**Goal:**
Print all entries precisely as they are written.

───── Excerpted data ─────

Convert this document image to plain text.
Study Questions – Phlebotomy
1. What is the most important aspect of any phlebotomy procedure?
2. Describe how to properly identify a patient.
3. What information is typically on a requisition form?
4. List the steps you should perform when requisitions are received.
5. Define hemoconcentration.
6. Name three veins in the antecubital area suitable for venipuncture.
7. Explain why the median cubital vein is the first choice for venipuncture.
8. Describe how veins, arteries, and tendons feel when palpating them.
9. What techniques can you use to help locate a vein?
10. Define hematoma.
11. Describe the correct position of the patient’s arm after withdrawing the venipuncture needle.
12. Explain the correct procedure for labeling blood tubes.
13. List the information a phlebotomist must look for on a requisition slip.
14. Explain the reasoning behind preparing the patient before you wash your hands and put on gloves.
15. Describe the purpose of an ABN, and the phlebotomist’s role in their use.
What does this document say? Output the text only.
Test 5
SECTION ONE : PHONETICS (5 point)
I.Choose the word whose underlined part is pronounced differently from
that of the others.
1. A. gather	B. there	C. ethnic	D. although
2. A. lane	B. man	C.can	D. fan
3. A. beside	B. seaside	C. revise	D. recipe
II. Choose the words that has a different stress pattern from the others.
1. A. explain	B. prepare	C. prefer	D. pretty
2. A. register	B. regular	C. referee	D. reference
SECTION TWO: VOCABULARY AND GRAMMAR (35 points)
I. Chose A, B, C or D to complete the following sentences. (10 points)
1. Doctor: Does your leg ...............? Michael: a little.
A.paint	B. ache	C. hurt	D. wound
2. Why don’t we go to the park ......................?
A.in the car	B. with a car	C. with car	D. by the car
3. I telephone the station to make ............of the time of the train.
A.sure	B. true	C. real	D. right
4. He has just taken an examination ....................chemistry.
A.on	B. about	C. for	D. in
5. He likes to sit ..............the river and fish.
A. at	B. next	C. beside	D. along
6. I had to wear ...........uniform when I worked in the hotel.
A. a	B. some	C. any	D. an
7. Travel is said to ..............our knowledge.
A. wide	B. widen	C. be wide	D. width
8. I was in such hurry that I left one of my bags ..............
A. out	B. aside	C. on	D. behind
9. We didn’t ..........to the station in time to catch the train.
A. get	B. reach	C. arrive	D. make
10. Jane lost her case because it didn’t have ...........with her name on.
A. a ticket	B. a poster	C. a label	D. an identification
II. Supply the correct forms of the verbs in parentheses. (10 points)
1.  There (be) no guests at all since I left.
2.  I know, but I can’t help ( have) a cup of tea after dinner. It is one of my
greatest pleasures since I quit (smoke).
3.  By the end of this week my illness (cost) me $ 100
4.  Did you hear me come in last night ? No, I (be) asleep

─────

**Exercise output:**
Convert this document image to plain text.
Study Questions – Phlebotomy
1. What is the most important aspect of any phlebotomy procedure?
2. Describe how to properly identify a patient.
3. What information is typically on a requisition form?
4. List the steps you should perform when requisitions are received.
5. Define hemoconcentration.
6. Name three veins in the antecubital area suitable for venipuncture.
7. Explain why the median cubital vein is the first choice for venipuncture.
8. Describe how veins, arteries, and tendons feel when palpating them.
9. What techniques can you use to help locate a vein?
10. Define hematoma.
11. Describe the correct position of the patient’s arm after withdrawing the venipuncture needle.
12. Explain the correct procedure for labeling blood tubes.
13. List the information a phlebotomist must look for on a requisition slip.
14. Explain the reasoning behind preparing the patient before you wash your hands and put on gloves.
15. Describe the purpose of an ABN, and the phlebotomist’s role in their use.
What does this document say? Output the text only.
Test 5
SECTION ONE : PHONETICS (5 point)
I.Choose the word whose underlined part is pronounced differently from
that of the others.
1. A. gather	B. there	C. ethnic	D. although
2. A. lane	B. man	C.can	D. fan
3. A. beside	B. seaside	C. revise	D. recipe
II. Choose the words that has a different stress pattern from the others.
1. A. explain	B. prepare	C. prefer	D. pretty
2. A. register	B. regular	C. referee	D. reference
SECTION TWO: VOCABULARY AND GRAMMAR (35 points)
I. Chose A, B, C or D to complete the following sentences. (10 points)
1. Doctor: Does your leg ...............? Michael: a little.
A.paint	B. ache	C. hurt	D. wound
2. Why don’t we go to the park ......................?
A.in the car	B. with a car	C. with car	D. by the car
3. I telephone the station to make ............of the time of the train.
A.sure	B. true	C. real	D. right
4. He has just taken an examination ....................chemistry.
A.on	B. about	C. for	D. in
5. He likes to sit ..............the river and fish.
A. at	B. next	C. beside	D. along
6. I had to wear ...........uniform when I worked in the hotel.
A. a	B. some	C. any	D. an
7. Travel is said to ..............our knowledge.
A. wide	B. widen	C. be wide	D. width
8. I was in such hurry that I left one of my bags ..............
A. out	B. aside	C. on	D. behind
9. We didn’t ..........to the station in time to catch the train.
A. get	B. reach	C. arrive	D. make
10. Jane lost her case because it didn’t have ...........with her name on.
A. a ticket	B. a poster	C. a label	D. an identification
II. Supply the correct forms of the verbs in parentheses. (10 points)
1.  There (be) no guests at all since I left.
2.  I know, but I can’t help ( have) a cup of tea after dinner. It is one of my
greatest pleasures since I quit (smoke).
3.  By the end of this week my illness (cost) me $ 100
4.  Did you hear me come in last night ? No, I (be) asleep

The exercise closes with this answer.